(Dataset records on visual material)
>>>
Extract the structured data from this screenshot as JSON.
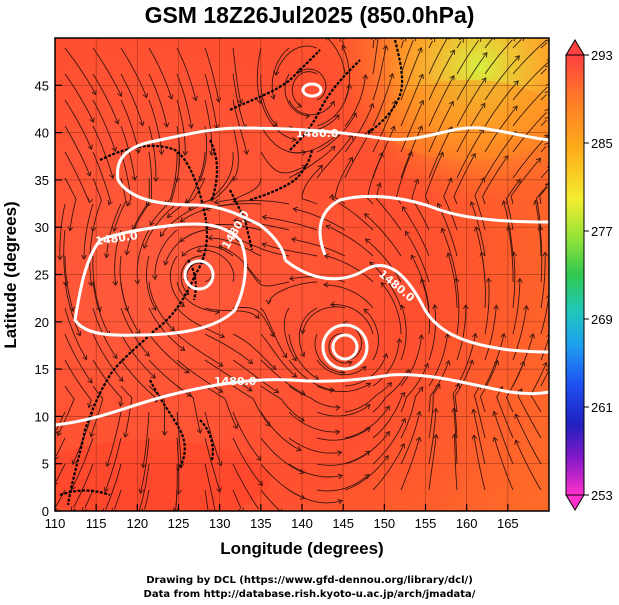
{
  "title": "GSM 18Z26Jul2025 (850.0hPa)",
  "xaxis": {
    "label": "Longitude (degrees)",
    "ticks": [
      "110",
      "115",
      "120",
      "125",
      "130",
      "135",
      "140",
      "145",
      "150",
      "155",
      "160",
      "165"
    ]
  },
  "yaxis": {
    "label": "Latitude  (degrees)",
    "ticks": [
      "0",
      "5",
      "10",
      "15",
      "20",
      "25",
      "30",
      "35",
      "40",
      "45"
    ]
  },
  "colorbar": {
    "ticks": [
      "293",
      "285",
      "277",
      "269",
      "261",
      "253"
    ],
    "colors": [
      "#ff4040",
      "#ff6a2a",
      "#ff9a18",
      "#ffc81a",
      "#f4ef3a",
      "#a8e63a",
      "#3ac83c",
      "#22c8a8",
      "#1e9ef0",
      "#1e4af0",
      "#2020c8",
      "#6a1ac8",
      "#b41ac8",
      "#ff33cc"
    ]
  },
  "contour_labels": [
    "1480.0",
    "1480.0",
    "1480.0",
    "1480.0",
    "1480.0"
  ],
  "credits": [
    "Drawing by DCL (https://www.gfd-dennou.org/library/dcl/)",
    "Data from http://database.rish.kyoto-u.ac.jp/arch/jmadata/"
  ]
}
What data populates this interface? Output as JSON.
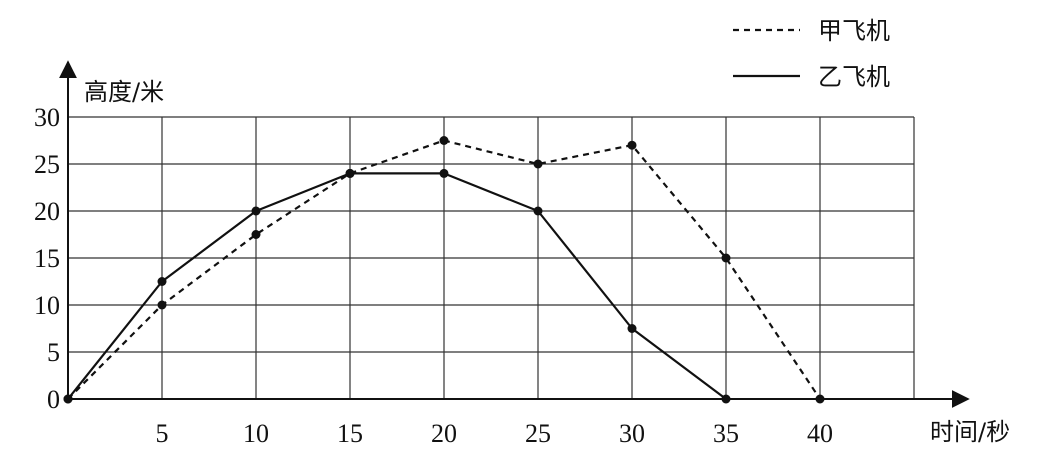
{
  "chart_data": {
    "type": "line",
    "ylabel": "高度/米",
    "xlabel": "时间/秒",
    "xlim": [
      0,
      45
    ],
    "ylim": [
      0,
      30
    ],
    "x_ticks": [
      5,
      10,
      15,
      20,
      25,
      30,
      35,
      40
    ],
    "y_ticks": [
      0,
      5,
      10,
      15,
      20,
      25,
      30
    ],
    "grid": true,
    "legend": "top-right",
    "series": [
      {
        "name": "甲飞机",
        "style": "dashed",
        "color": "#111111",
        "points": [
          [
            0,
            0
          ],
          [
            5,
            10
          ],
          [
            10,
            17.5
          ],
          [
            15,
            24
          ],
          [
            20,
            27.5
          ],
          [
            25,
            25
          ],
          [
            30,
            27
          ],
          [
            35,
            15
          ],
          [
            40,
            0
          ]
        ]
      },
      {
        "name": "乙飞机",
        "style": "solid",
        "color": "#111111",
        "points": [
          [
            0,
            0
          ],
          [
            5,
            12.5
          ],
          [
            10,
            20
          ],
          [
            15,
            24
          ],
          [
            20,
            24
          ],
          [
            25,
            20
          ],
          [
            30,
            7.5
          ],
          [
            35,
            0
          ]
        ]
      }
    ]
  }
}
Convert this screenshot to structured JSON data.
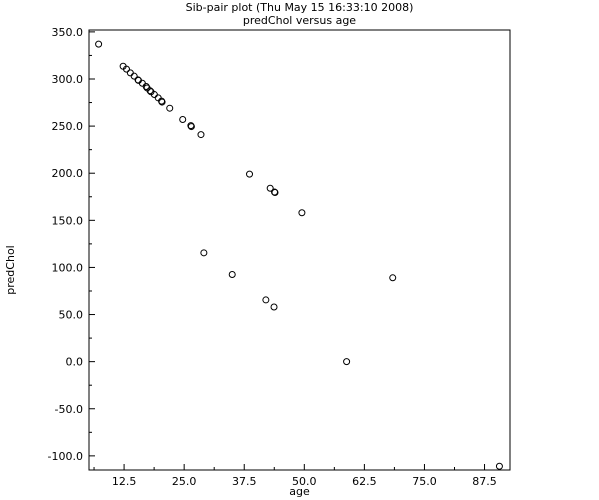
{
  "chart_data": {
    "type": "scatter",
    "title": "Sib-pair plot (Thu May 15 16:33:10 2008)",
    "subtitle": "predChol versus age",
    "xlabel": "age",
    "ylabel": "predChol",
    "xlim": [
      5.2,
      92.8
    ],
    "ylim": [
      -115.0,
      352.0
    ],
    "x_ticks": [
      "12.5",
      "25.0",
      "37.5",
      "50.0",
      "62.5",
      "75.0",
      "87.5"
    ],
    "y_ticks": [
      "350.0",
      "300.0",
      "250.0",
      "200.0",
      "150.0",
      "100.0",
      "50.0",
      "0.0",
      "-50.0",
      "-100.0"
    ],
    "grid": false,
    "marker": "open-circle",
    "points": [
      {
        "x": 7.2,
        "y": 337.0
      },
      {
        "x": 12.3,
        "y": 313.5
      },
      {
        "x": 13.0,
        "y": 310.5
      },
      {
        "x": 13.8,
        "y": 306.5
      },
      {
        "x": 14.6,
        "y": 303.0
      },
      {
        "x": 15.4,
        "y": 299.0
      },
      {
        "x": 15.5,
        "y": 298.5
      },
      {
        "x": 16.3,
        "y": 295.5
      },
      {
        "x": 17.1,
        "y": 292.0
      },
      {
        "x": 17.3,
        "y": 290.5
      },
      {
        "x": 17.9,
        "y": 287.5
      },
      {
        "x": 18.1,
        "y": 286.5
      },
      {
        "x": 18.8,
        "y": 283.5
      },
      {
        "x": 19.6,
        "y": 280.0
      },
      {
        "x": 20.3,
        "y": 276.5
      },
      {
        "x": 20.4,
        "y": 275.5
      },
      {
        "x": 22.0,
        "y": 269.0
      },
      {
        "x": 24.7,
        "y": 257.0
      },
      {
        "x": 26.4,
        "y": 250.5
      },
      {
        "x": 26.5,
        "y": 249.5
      },
      {
        "x": 28.5,
        "y": 241.0
      },
      {
        "x": 29.1,
        "y": 115.5
      },
      {
        "x": 35.0,
        "y": 92.5
      },
      {
        "x": 38.6,
        "y": 199.0
      },
      {
        "x": 42.0,
        "y": 65.5
      },
      {
        "x": 42.9,
        "y": 184.0
      },
      {
        "x": 43.7,
        "y": 58.0
      },
      {
        "x": 43.8,
        "y": 180.0
      },
      {
        "x": 43.9,
        "y": 179.5
      },
      {
        "x": 49.5,
        "y": 158.0
      },
      {
        "x": 58.8,
        "y": 0.0
      },
      {
        "x": 68.4,
        "y": 89.0
      },
      {
        "x": 90.6,
        "y": -111.0
      }
    ]
  }
}
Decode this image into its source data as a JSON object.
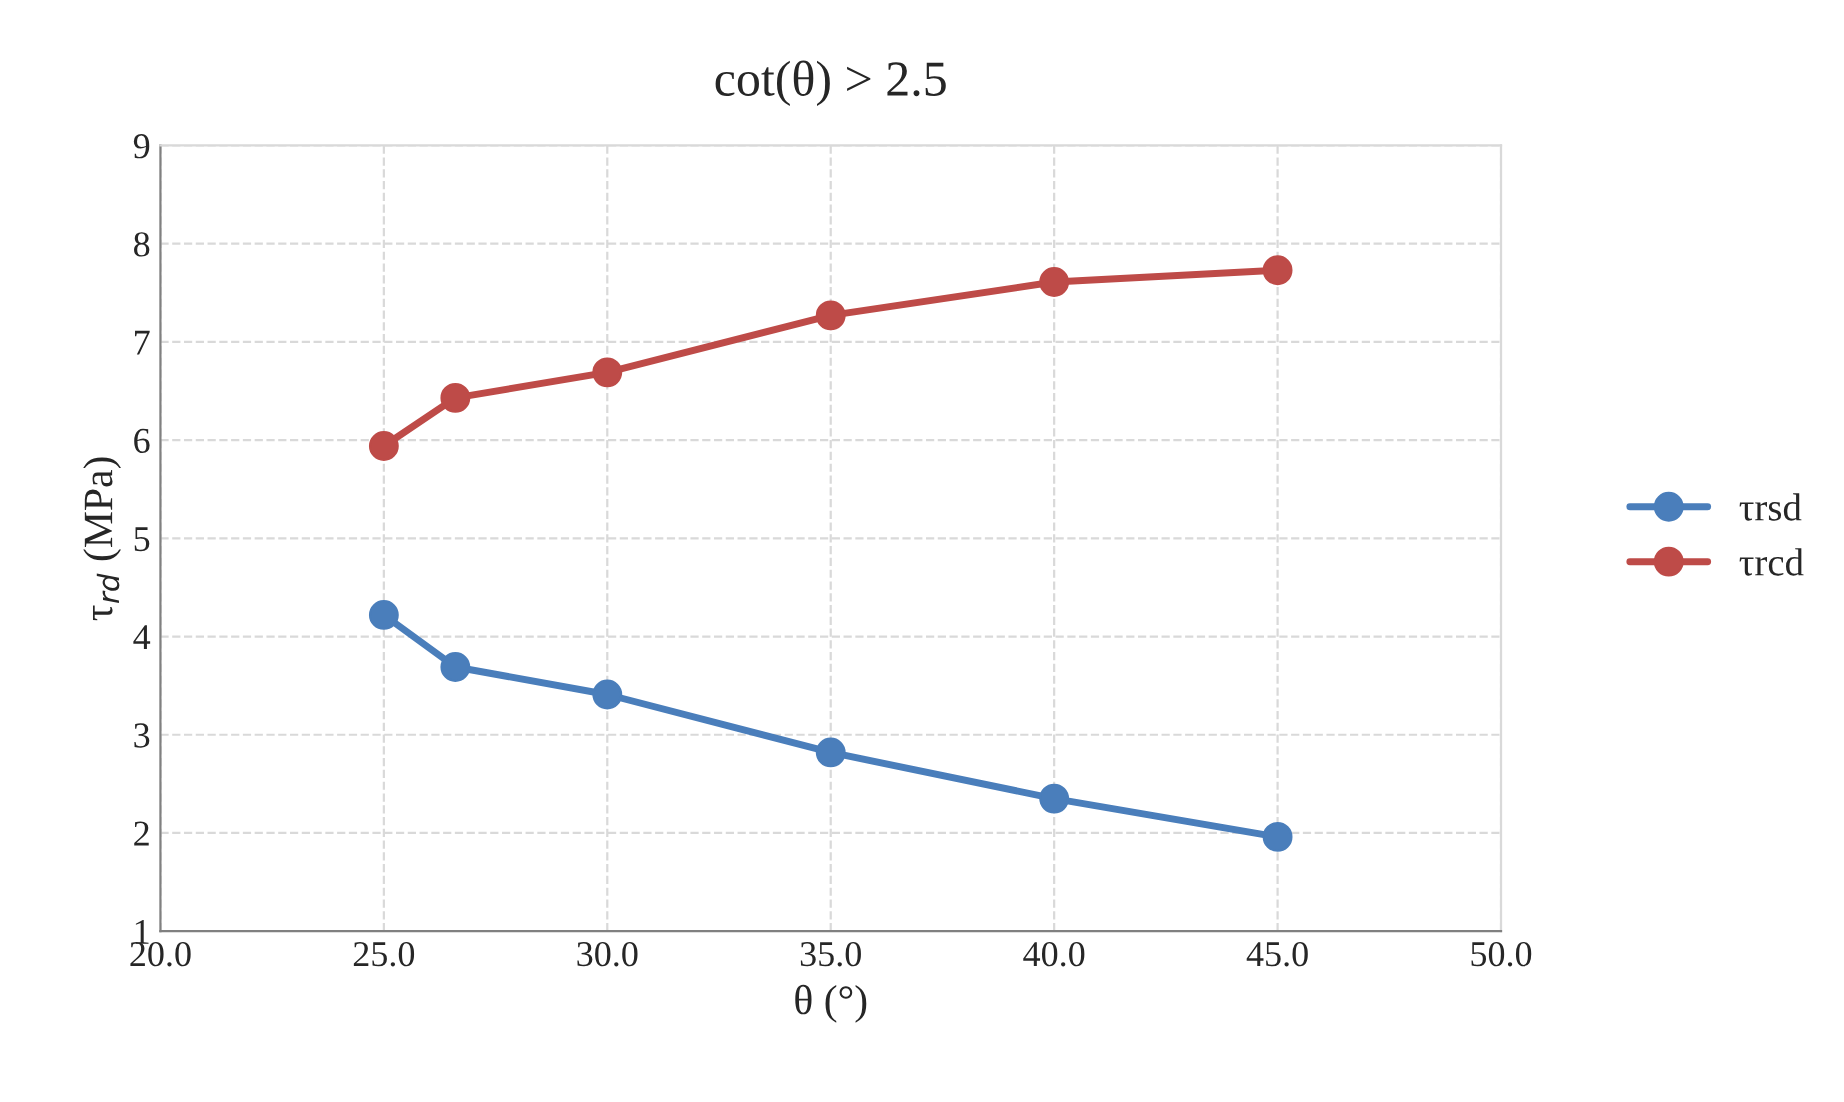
<<<
• _What is required_
Pictures in the records above are not copied; print everything else exactly.

• _Solution for this problem_
Extract the structured data from this screenshot as JSON.
{
  "title": "GSM 18Z26Jul2025 (850.0hPa)",
  "xaxis": {
    "label": "Longitude (degrees)",
    "ticks": [
      "110",
      "115",
      "120",
      "125",
      "130",
      "135",
      "140",
      "145",
      "150",
      "155",
      "160",
      "165"
    ]
  },
  "yaxis": {
    "label": "Latitude  (degrees)",
    "ticks": [
      "0",
      "5",
      "10",
      "15",
      "20",
      "25",
      "30",
      "35",
      "40",
      "45"
    ]
  },
  "colorbar": {
    "ticks": [
      "293",
      "285",
      "277",
      "269",
      "261",
      "253"
    ],
    "colors": [
      "#ff4040",
      "#ff6a2a",
      "#ff9a18",
      "#ffc81a",
      "#f4ef3a",
      "#a8e63a",
      "#3ac83c",
      "#22c8a8",
      "#1e9ef0",
      "#1e4af0",
      "#2020c8",
      "#6a1ac8",
      "#b41ac8",
      "#ff33cc"
    ]
  },
  "contour_labels": [
    "1480.0",
    "1480.0",
    "1480.0",
    "1480.0",
    "1480.0"
  ],
  "credits": [
    "Drawing by DCL (https://www.gfd-dennou.org/library/dcl/)",
    "Data from http://database.rish.kyoto-u.ac.jp/arch/jmadata/"
  ]
}
What data populates this interface? Output as JSON.
{
  "chart_data": {
    "type": "line",
    "ylabel": "高度/米",
    "xlabel": "时间/秒",
    "xlim": [
      0,
      45
    ],
    "ylim": [
      0,
      30
    ],
    "x_ticks": [
      5,
      10,
      15,
      20,
      25,
      30,
      35,
      40
    ],
    "y_ticks": [
      0,
      5,
      10,
      15,
      20,
      25,
      30
    ],
    "grid": true,
    "legend": "top-right",
    "series": [
      {
        "name": "甲飞机",
        "style": "dashed",
        "color": "#111111",
        "points": [
          [
            0,
            0
          ],
          [
            5,
            10
          ],
          [
            10,
            17.5
          ],
          [
            15,
            24
          ],
          [
            20,
            27.5
          ],
          [
            25,
            25
          ],
          [
            30,
            27
          ],
          [
            35,
            15
          ],
          [
            40,
            0
          ]
        ]
      },
      {
        "name": "乙飞机",
        "style": "solid",
        "color": "#111111",
        "points": [
          [
            0,
            0
          ],
          [
            5,
            12.5
          ],
          [
            10,
            20
          ],
          [
            15,
            24
          ],
          [
            20,
            24
          ],
          [
            25,
            20
          ],
          [
            30,
            7.5
          ],
          [
            35,
            0
          ]
        ]
      }
    ]
  }
}
Convert this screenshot to structured JSON data.
{
  "chart_data": {
    "type": "scatter",
    "title": "Sib-pair plot (Thu May 15 16:33:10 2008)",
    "subtitle": "predChol versus age",
    "xlabel": "age",
    "ylabel": "predChol",
    "xlim": [
      5.2,
      92.8
    ],
    "ylim": [
      -115.0,
      352.0
    ],
    "x_ticks": [
      "12.5",
      "25.0",
      "37.5",
      "50.0",
      "62.5",
      "75.0",
      "87.5"
    ],
    "y_ticks": [
      "350.0",
      "300.0",
      "250.0",
      "200.0",
      "150.0",
      "100.0",
      "50.0",
      "0.0",
      "-50.0",
      "-100.0"
    ],
    "grid": false,
    "marker": "open-circle",
    "points": [
      {
        "x": 7.2,
        "y": 337.0
      },
      {
        "x": 12.3,
        "y": 313.5
      },
      {
        "x": 13.0,
        "y": 310.5
      },
      {
        "x": 13.8,
        "y": 306.5
      },
      {
        "x": 14.6,
        "y": 303.0
      },
      {
        "x": 15.4,
        "y": 299.0
      },
      {
        "x": 15.5,
        "y": 298.5
      },
      {
        "x": 16.3,
        "y": 295.5
      },
      {
        "x": 17.1,
        "y": 292.0
      },
      {
        "x": 17.3,
        "y": 290.5
      },
      {
        "x": 17.9,
        "y": 287.5
      },
      {
        "x": 18.1,
        "y": 286.5
      },
      {
        "x": 18.8,
        "y": 283.5
      },
      {
        "x": 19.6,
        "y": 280.0
      },
      {
        "x": 20.3,
        "y": 276.5
      },
      {
        "x": 20.4,
        "y": 275.5
      },
      {
        "x": 22.0,
        "y": 269.0
      },
      {
        "x": 24.7,
        "y": 257.0
      },
      {
        "x": 26.4,
        "y": 250.5
      },
      {
        "x": 26.5,
        "y": 249.5
      },
      {
        "x": 28.5,
        "y": 241.0
      },
      {
        "x": 29.1,
        "y": 115.5
      },
      {
        "x": 35.0,
        "y": 92.5
      },
      {
        "x": 38.6,
        "y": 199.0
      },
      {
        "x": 42.0,
        "y": 65.5
      },
      {
        "x": 42.9,
        "y": 184.0
      },
      {
        "x": 43.7,
        "y": 58.0
      },
      {
        "x": 43.8,
        "y": 180.0
      },
      {
        "x": 43.9,
        "y": 179.5
      },
      {
        "x": 49.5,
        "y": 158.0
      },
      {
        "x": 58.8,
        "y": 0.0
      },
      {
        "x": 68.4,
        "y": 89.0
      },
      {
        "x": 90.6,
        "y": -111.0
      }
    ]
  }
}
Decode this image into its source data as a JSON object.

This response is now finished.